begin
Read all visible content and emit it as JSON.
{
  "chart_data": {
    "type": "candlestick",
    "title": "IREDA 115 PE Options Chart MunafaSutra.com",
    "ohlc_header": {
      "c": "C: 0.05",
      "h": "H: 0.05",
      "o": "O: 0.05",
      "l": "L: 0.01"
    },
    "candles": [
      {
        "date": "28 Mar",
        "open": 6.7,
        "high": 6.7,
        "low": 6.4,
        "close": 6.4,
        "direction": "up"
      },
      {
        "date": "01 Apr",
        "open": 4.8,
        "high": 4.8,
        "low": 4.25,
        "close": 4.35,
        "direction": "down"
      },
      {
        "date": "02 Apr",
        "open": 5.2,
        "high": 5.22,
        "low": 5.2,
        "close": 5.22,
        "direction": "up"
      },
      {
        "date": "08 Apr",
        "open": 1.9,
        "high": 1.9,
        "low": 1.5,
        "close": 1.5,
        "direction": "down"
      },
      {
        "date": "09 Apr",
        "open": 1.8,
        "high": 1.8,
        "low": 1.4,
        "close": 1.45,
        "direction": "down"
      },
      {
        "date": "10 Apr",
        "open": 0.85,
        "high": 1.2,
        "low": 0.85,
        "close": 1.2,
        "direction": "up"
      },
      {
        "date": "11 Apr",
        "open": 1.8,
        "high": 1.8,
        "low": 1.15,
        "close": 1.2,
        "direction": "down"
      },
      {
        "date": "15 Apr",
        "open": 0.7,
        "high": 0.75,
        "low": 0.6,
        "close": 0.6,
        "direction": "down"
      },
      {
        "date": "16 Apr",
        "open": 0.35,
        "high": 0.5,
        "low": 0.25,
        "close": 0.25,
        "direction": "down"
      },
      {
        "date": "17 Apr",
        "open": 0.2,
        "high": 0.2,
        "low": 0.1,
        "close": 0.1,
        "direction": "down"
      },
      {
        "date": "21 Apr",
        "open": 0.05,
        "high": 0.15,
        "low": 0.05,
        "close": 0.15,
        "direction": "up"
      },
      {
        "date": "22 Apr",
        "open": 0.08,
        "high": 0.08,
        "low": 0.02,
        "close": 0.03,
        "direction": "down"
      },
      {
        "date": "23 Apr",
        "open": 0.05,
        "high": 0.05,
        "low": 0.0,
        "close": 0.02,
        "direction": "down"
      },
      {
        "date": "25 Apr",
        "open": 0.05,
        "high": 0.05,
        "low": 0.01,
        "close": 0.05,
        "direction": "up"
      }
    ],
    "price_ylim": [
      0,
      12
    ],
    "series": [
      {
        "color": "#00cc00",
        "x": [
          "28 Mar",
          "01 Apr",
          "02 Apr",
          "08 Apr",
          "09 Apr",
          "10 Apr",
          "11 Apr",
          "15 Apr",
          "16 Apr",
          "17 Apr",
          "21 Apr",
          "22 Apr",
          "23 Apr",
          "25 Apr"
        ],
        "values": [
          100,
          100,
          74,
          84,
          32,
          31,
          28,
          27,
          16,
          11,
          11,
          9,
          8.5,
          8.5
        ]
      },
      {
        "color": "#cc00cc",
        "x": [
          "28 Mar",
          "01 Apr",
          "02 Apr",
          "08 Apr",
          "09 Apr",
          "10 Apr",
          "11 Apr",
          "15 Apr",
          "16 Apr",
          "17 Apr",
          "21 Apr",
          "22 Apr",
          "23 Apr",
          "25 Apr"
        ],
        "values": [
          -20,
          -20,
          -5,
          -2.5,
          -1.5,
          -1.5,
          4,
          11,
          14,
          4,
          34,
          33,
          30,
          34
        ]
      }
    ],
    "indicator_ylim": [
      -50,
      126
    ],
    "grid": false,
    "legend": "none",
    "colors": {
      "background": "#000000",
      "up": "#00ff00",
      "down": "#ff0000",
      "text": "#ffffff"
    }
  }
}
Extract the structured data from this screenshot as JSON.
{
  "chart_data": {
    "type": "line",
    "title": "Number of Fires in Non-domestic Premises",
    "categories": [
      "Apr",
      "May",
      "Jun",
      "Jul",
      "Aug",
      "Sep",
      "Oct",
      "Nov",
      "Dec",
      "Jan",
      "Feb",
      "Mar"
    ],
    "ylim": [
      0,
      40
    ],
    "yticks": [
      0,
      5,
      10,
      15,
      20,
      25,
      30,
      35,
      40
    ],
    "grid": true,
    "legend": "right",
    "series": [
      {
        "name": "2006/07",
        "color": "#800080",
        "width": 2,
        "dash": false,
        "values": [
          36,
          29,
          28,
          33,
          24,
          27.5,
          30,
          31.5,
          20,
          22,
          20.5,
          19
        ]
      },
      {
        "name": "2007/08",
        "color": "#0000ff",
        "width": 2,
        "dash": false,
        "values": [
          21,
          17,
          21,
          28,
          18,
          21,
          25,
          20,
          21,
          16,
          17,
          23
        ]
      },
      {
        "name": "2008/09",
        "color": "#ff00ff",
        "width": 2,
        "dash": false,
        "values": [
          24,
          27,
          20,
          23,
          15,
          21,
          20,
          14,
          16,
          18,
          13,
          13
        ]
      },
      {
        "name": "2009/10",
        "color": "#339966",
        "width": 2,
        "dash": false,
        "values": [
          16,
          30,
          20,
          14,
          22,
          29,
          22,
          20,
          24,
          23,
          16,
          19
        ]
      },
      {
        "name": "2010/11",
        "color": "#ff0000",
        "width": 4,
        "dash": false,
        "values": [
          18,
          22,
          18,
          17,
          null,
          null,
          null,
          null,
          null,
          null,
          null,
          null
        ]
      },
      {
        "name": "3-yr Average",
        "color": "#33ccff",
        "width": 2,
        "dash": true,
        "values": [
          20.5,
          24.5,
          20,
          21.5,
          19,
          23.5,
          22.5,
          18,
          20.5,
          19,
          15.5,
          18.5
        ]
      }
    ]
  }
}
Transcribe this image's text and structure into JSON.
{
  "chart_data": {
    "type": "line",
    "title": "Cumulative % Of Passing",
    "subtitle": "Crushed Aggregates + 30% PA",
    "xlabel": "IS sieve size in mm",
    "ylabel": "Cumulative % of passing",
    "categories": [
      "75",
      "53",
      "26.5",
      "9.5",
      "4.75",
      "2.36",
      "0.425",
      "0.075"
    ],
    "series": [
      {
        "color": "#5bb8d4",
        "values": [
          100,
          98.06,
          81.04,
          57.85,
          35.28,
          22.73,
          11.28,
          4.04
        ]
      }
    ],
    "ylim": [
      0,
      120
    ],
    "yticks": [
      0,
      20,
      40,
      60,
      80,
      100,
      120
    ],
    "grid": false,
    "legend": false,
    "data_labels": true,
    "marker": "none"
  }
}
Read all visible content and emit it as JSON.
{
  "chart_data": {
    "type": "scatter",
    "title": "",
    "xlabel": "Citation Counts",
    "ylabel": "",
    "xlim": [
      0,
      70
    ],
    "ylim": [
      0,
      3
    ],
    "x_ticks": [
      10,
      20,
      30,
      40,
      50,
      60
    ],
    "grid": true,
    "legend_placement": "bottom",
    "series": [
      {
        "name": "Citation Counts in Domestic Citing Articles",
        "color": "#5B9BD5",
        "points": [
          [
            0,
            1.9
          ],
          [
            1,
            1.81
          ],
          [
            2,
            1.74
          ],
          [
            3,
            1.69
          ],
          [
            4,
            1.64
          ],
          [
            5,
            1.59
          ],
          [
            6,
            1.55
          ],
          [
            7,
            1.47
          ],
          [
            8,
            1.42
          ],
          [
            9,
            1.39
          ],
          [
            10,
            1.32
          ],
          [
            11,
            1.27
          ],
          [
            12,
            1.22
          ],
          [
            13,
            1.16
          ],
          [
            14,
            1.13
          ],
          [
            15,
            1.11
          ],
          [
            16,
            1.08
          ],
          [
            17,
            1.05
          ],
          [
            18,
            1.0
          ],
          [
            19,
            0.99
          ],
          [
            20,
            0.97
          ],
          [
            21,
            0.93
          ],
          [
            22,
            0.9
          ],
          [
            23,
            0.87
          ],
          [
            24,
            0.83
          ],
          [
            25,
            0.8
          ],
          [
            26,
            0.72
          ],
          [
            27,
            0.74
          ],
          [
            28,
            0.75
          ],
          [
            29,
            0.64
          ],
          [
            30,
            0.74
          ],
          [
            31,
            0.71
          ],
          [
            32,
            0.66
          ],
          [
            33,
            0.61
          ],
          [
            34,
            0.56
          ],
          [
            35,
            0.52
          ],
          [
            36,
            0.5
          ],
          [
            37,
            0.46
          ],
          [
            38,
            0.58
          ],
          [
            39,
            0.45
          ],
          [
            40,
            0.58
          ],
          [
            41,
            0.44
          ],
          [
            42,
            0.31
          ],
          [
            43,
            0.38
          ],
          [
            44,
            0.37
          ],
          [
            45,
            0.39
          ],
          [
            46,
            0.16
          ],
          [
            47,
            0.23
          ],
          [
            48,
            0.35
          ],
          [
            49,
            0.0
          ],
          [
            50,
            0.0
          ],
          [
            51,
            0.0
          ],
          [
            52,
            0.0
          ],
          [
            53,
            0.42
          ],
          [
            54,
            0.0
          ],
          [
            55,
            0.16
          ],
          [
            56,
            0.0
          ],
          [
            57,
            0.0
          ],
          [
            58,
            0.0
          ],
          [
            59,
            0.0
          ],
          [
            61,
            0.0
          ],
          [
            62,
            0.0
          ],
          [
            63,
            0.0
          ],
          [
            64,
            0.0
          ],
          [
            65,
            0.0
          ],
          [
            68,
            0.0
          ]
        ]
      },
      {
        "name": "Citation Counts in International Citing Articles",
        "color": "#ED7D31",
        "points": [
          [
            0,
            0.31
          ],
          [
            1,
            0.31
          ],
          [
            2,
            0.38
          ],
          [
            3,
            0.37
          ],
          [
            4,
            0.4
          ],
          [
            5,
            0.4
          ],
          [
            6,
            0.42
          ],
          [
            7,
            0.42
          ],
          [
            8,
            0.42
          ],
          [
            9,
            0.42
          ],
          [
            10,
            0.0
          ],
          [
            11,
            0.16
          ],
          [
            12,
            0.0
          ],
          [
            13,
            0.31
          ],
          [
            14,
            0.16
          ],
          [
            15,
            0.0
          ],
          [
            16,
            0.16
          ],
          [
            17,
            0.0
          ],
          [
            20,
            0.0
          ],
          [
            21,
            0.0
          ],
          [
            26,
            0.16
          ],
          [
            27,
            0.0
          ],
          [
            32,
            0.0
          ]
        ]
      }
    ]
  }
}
end
THE REQUEST: Filter for "text". Return all lines that hold it.

ANSWER IN FULL:
      "text": "#ffffff"
Transcribe this image's text and structure into JSON.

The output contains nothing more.